DIE AUFGABE
Gib aus dem nachstehenden Auszug über den Häftling, der die Haftanstalt wechseln will, alles von „Dem Einfallsreichtum sind“ bis hinunter zu „Hektik eines Großstadtgefängnisses.“ wortgetreu wieder.

Dem Einfallsreichtum sind keine Grenzen gesetzt, wenn es darum geht, sich sein Knastleben so angenehm wie möglich zu gestalten. Da wird dann auch schon mal die 36. Strafkammer des Landgerichts Berlin bemüht, um seine Wünsche durchzusetzen. Knacki Wolfgang H., für sieben Jahre von den Freuden eines normalen Gesellschaftslebens ausgeschlossen, war des Gefängnislebens in der Justizvollzugsanstalt Moabit überdrüssig. Ihn zog es mehr nach Brandenburg, raus aus der Hektik eines Großstadtgefängnisses.

Doch dieser Wunsch erwies sich nach den Regeln der Bürokratie als nahezu unerfüllbar. Schließlich ist ein Gefängnis kein Hotel, das man bei schlechtem Service und unfreundlichem Personal einfach wechseln kann. Da gehört schon ein gutstrukturierter Plan dazu, um die Sache ins Rollen zu bringen. Ein geplanter Mordversuch eines früheren Kumpels und damaligen Mitgefangenen in der JVA Moabit schien da der geeignete Anlaß.

VORLIEGENDES MATERIAL

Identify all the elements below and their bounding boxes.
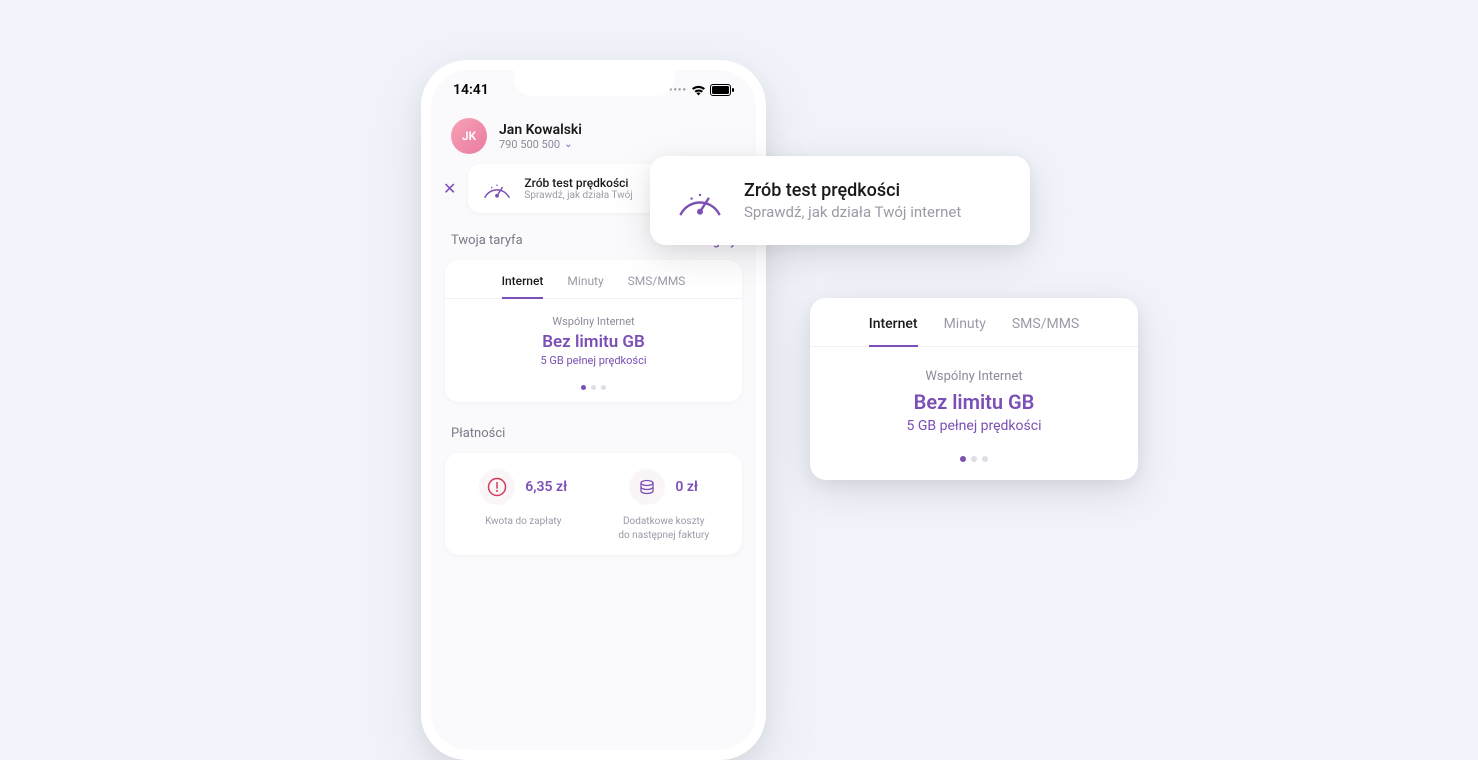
tab-minutes[interactable]: Minuty xyxy=(944,316,986,346)
tariff-callout: Internet Minuty SMS/MMS Wspólny Internet… xyxy=(810,298,1138,480)
payments-row: 6,35 zł Kwota do zapłaty 0 zł Dodatkowe … xyxy=(445,453,742,555)
tariff-label: Wspólny Internet xyxy=(445,315,742,328)
tariff-label: Wspólny Internet xyxy=(810,369,1138,384)
banner-subtitle: Sprawdź, jak działa Twój xyxy=(524,190,632,201)
amount-extra: 0 zł xyxy=(675,479,698,495)
payment-label: Kwota do zapłaty xyxy=(457,515,590,529)
tariff-tabs: Internet Minuty SMS/MMS xyxy=(810,298,1138,347)
payment-extra[interactable]: 0 zł Dodatkowe koszty do następnej faktu… xyxy=(598,469,731,543)
profile-name: Jan Kowalski xyxy=(499,122,582,138)
speed-test-callout[interactable]: Zrób test prędkości Sprawdź, jak działa … xyxy=(650,156,1030,245)
dot xyxy=(601,385,606,390)
tariff-content: Wspólny Internet Bez limitu GB 5 GB pełn… xyxy=(445,299,742,377)
alert-icon xyxy=(479,469,515,505)
tariff-main: Bez limitu GB xyxy=(810,390,1138,414)
payment-due[interactable]: 6,35 zł Kwota do zapłaty xyxy=(457,469,590,543)
tab-minutes[interactable]: Minuty xyxy=(567,274,603,298)
payment-top: 0 zł xyxy=(598,469,731,505)
dot xyxy=(960,456,966,462)
coins-icon xyxy=(629,469,665,505)
dot xyxy=(581,385,586,390)
pagination-dots[interactable] xyxy=(810,446,1138,480)
tariff-main: Bez limitu GB xyxy=(445,332,742,352)
payments-header: Płatności xyxy=(431,418,756,449)
payment-label: Dodatkowe koszty do następnej faktury xyxy=(598,515,731,543)
dot xyxy=(971,456,977,462)
phone-notch xyxy=(514,70,674,96)
tab-internet[interactable]: Internet xyxy=(869,316,918,346)
tariff-sub: 5 GB pełnej prędkości xyxy=(810,418,1138,434)
callout-text: Zrób test prędkości Sprawdź, jak działa … xyxy=(744,180,961,221)
tariff-card: Internet Minuty SMS/MMS Wspólny Internet… xyxy=(445,260,742,402)
tariff-sub: 5 GB pełnej prędkości xyxy=(445,354,742,367)
amount-due: 6,35 zł xyxy=(525,479,567,495)
section-title: Płatności xyxy=(451,426,505,441)
tab-sms[interactable]: SMS/MMS xyxy=(628,274,686,298)
profile-section[interactable]: JK Jan Kowalski 790 500 500 ⌄ xyxy=(431,104,756,164)
tariff-tabs: Internet Minuty SMS/MMS xyxy=(445,260,742,299)
payment-top: 6,35 zł xyxy=(457,469,590,505)
status-time: 14:41 xyxy=(453,82,489,98)
banner-text: Zrób test prędkości Sprawdź, jak działa … xyxy=(524,176,632,201)
profile-phone[interactable]: 790 500 500 ⌄ xyxy=(499,138,582,151)
close-icon[interactable]: ✕ xyxy=(439,175,460,202)
dot xyxy=(982,456,988,462)
chevron-down-icon: ⌄ xyxy=(564,139,572,150)
tab-sms[interactable]: SMS/MMS xyxy=(1012,316,1079,346)
tab-internet[interactable]: Internet xyxy=(502,274,544,298)
banner-title: Zrób test prędkości xyxy=(524,176,632,190)
wifi-icon xyxy=(691,85,706,96)
callout-title: Zrób test prędkości xyxy=(744,180,961,201)
section-title: Twoja taryfa xyxy=(451,233,523,248)
avatar: JK xyxy=(451,118,487,154)
gauge-icon xyxy=(676,182,724,220)
dot xyxy=(591,385,596,390)
payments-card: 6,35 zł Kwota do zapłaty 0 zł Dodatkowe … xyxy=(445,453,742,555)
battery-icon xyxy=(710,84,734,96)
profile-info: Jan Kowalski 790 500 500 ⌄ xyxy=(499,122,582,151)
tariff-content: Wspólny Internet Bez limitu GB 5 GB pełn… xyxy=(810,347,1138,446)
pagination-dots[interactable] xyxy=(445,377,742,402)
gauge-icon xyxy=(482,177,512,201)
callout-subtitle: Sprawdź, jak działa Twój internet xyxy=(744,203,961,221)
status-indicators: •••• xyxy=(669,84,734,96)
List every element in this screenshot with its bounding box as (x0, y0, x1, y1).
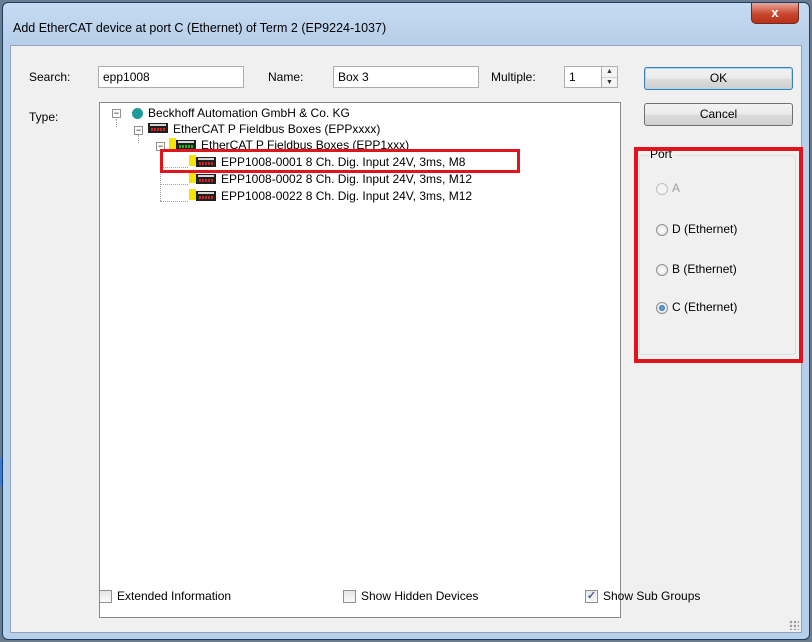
tree-node-eppxxxx[interactable]: EtherCAT P Fieldbus Boxes (EPPxxxx) (173, 121, 380, 137)
show-hidden-option[interactable]: Show Hidden Devices (343, 588, 478, 604)
add-device-dialog: Add EtherCAT device at port C (Ethernet)… (2, 2, 810, 640)
show-sub-groups-checkbox[interactable]: ✓ (585, 590, 598, 604)
device-type-tree[interactable]: − Beckhoff Automation GmbH & Co. KG − Et… (99, 102, 621, 618)
title-bar: Add EtherCAT device at port C (Ethernet)… (3, 3, 809, 45)
vendor-globe-icon (132, 108, 143, 119)
cancel-button[interactable]: Cancel (644, 103, 793, 126)
name-label: Name: (268, 70, 304, 84)
show-hidden-checkbox[interactable] (343, 590, 356, 604)
tree-connector (138, 135, 139, 143)
multiple-input[interactable]: 1 (564, 66, 602, 88)
show-hidden-label: Show Hidden Devices (361, 589, 479, 603)
port-highlight-annotation (634, 147, 803, 363)
tree-connector (160, 184, 188, 185)
dialog-title: Add EtherCAT device at port C (Ethernet)… (13, 21, 387, 35)
tree-node-epp1008-0002[interactable]: EPP1008-0002 8 Ch. Dig. Input 24V, 3ms, … (221, 171, 472, 187)
show-sub-groups-label: Show Sub Groups (603, 589, 701, 603)
resize-grip-icon[interactable] (789, 620, 799, 630)
name-input[interactable]: Box 3 (333, 66, 479, 88)
collapse-root-icon[interactable]: − (112, 109, 121, 118)
item-yellow-icon (189, 189, 196, 200)
close-button[interactable]: x (751, 3, 799, 24)
selection-highlight-annotation (160, 149, 520, 173)
tree-node-vendor[interactable]: Beckhoff Automation GmbH & Co. KG (148, 105, 350, 121)
multiple-label: Multiple: (491, 70, 536, 84)
collapse-group1-icon[interactable]: − (134, 126, 143, 135)
device-box-icon (196, 191, 216, 201)
search-input[interactable]: epp1008 (98, 66, 244, 88)
ok-button[interactable]: OK (644, 67, 793, 90)
extended-info-label: Extended Information (117, 589, 232, 603)
spin-up-icon[interactable]: ▲ (602, 67, 617, 78)
dialog-client-area: Search: epp1008 Name: Box 3 Multiple: 1 … (10, 45, 803, 633)
tree-node-epp1008-0022[interactable]: EPP1008-0022 8 Ch. Dig. Input 24V, 3ms, … (221, 188, 472, 204)
group-yellow-icon (169, 138, 176, 149)
item-yellow-icon (189, 172, 196, 183)
show-sub-groups-option[interactable]: ✓ Show Sub Groups (585, 588, 700, 604)
extended-info-option[interactable]: Extended Information (99, 588, 231, 604)
tree-connector (160, 201, 188, 202)
fieldbus-box-icon (148, 123, 168, 133)
search-label: Search: (29, 70, 71, 84)
type-label: Type: (29, 110, 59, 124)
device-box-icon (196, 174, 216, 184)
multiple-spinner[interactable]: ▲ ▼ (601, 66, 618, 88)
extended-info-checkbox[interactable] (99, 590, 112, 604)
tree-connector (116, 119, 117, 127)
spin-down-icon[interactable]: ▼ (602, 78, 617, 88)
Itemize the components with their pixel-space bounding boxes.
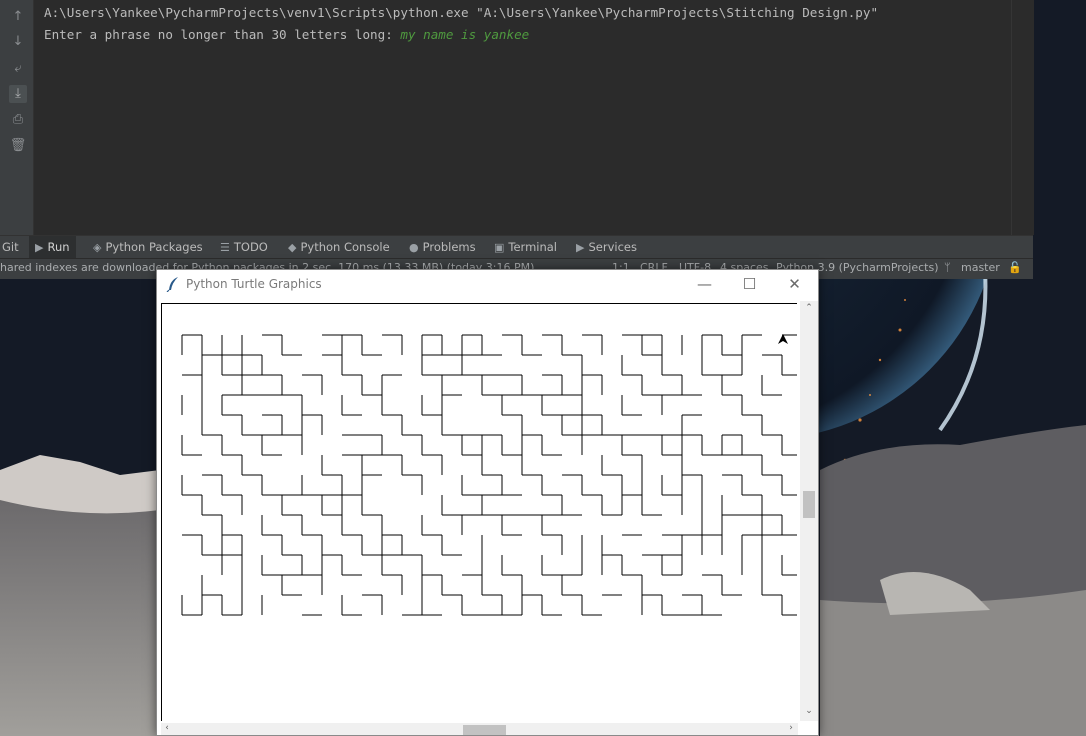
tab-todo-label: TODO [233,240,268,254]
arrow-down-icon[interactable]: ↓ [9,33,27,51]
console-user-input: my name is yankee [400,27,530,42]
tab-problems-label: Problems [422,240,476,254]
tab-todo[interactable]: ☰ TODO [220,236,268,259]
tab-python-packages[interactable]: ◈ Python Packages [93,236,203,259]
console-prompt: Enter a phrase no longer than 30 letters… [44,27,401,42]
tab-run-label: Run [47,240,70,254]
tab-python-console[interactable]: ◆ Python Console [288,236,390,259]
turtle-canvas[interactable] [161,303,797,721]
vertical-scroll-thumb[interactable] [803,491,815,518]
tab-git-label: Git [2,240,19,254]
tab-run[interactable]: ▶ Run [29,236,76,259]
terminal-icon: ▣ [494,241,505,254]
tab-python-packages-label: Python Packages [105,240,203,254]
turtle-graphics-window: Python Turtle Graphics — ☐ ✕ ⌃ ⌄ ‹ › [156,269,819,736]
tab-services-label: Services [588,240,637,254]
run-console[interactable]: A:\Users\Yankee\PycharmProjects\venv1\Sc… [34,0,1011,235]
run-icon: ▶ [35,241,44,254]
feather-icon [166,277,178,292]
trash-icon[interactable]: 🗑 [9,137,27,155]
window-title: Python Turtle Graphics [186,277,322,291]
arrow-up-icon[interactable]: ↑ [9,8,27,26]
status-branch[interactable]: master [961,261,1000,274]
vertical-scrollbar[interactable]: ⌃ ⌄ [800,301,818,721]
scroll-to-end-icon[interactable]: ⤓ [9,85,27,103]
console-scrollbar[interactable] [1011,0,1034,235]
horizontal-scrollbar[interactable]: ‹ › [161,723,798,735]
horizontal-scroll-thumb[interactable] [463,725,506,735]
tab-python-console-label: Python Console [300,240,390,254]
title-bar[interactable]: Python Turtle Graphics — ☐ ✕ [157,270,818,300]
maximize-button[interactable]: ☐ [727,270,772,300]
pycharm-window: ↑ ↓ ⤶ ⤓ ⎙ 🗑 A:\Users\Yankee\PycharmProje… [0,0,1034,279]
problems-icon: ● [409,241,419,254]
tab-services[interactable]: ▶ Services [576,236,637,259]
console-prompt-line: Enter a phrase no longer than 30 letters… [44,27,529,42]
tab-terminal-label: Terminal [508,240,558,254]
packages-icon: ◈ [93,241,102,254]
scroll-right-arrow-icon[interactable]: › [785,723,797,733]
lock-icon[interactable]: 🔓 [1008,261,1022,274]
stitch-pattern [181,334,797,616]
tool-window-tabs: Git ▶ Run ◈ Python Packages ☰ TODO ◆ Python … [0,235,1033,259]
stitching-design-drawing [181,334,797,616]
soft-wrap-icon[interactable]: ⤶ [9,60,27,78]
tab-git[interactable]: Git [2,236,19,259]
scroll-up-arrow-icon[interactable]: ⌃ [800,303,818,313]
branch-icon: ᛘ [944,261,951,274]
tab-terminal[interactable]: ▣ Terminal [494,236,557,259]
services-icon: ▶ [576,241,585,254]
python-console-icon: ◆ [288,241,297,254]
tab-problems[interactable]: ● Problems [409,236,476,259]
close-button[interactable]: ✕ [772,270,817,300]
minimize-button[interactable]: — [682,270,727,300]
scroll-down-arrow-icon[interactable]: ⌄ [800,706,818,716]
todo-icon: ☰ [220,241,230,254]
run-left-toolbar: ↑ ↓ ⤶ ⤓ ⎙ 🗑 [0,0,34,235]
scroll-left-arrow-icon[interactable]: ‹ [161,723,173,733]
print-icon[interactable]: ⎙ [9,111,27,129]
console-command-line: A:\Users\Yankee\PycharmProjects\venv1\Sc… [44,5,879,20]
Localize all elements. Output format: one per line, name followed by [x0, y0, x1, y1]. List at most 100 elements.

VOLLSTÄNDIGE LÖSUNG
Dem Einfallsreichtum sind keine Grenzen gesetzt, wenn es darum geht, sich sein Knastleben so angenehm wie möglich zu gestalten. Da wird dann auch schon mal die 36. Strafkammer des Landgerichts Berlin bemüht, um seine Wünsche durchzusetzen. Knacki Wolfgang H., für sieben Jahre von den Freuden eines normalen Gesellschaftslebens ausgeschlossen, war des Gefängnislebens in der Justizvollzugsanstalt Moabit überdrüssig. Ihn zog es mehr nach Brandenburg, raus aus der Hektik eines Großstadtgefängnisses.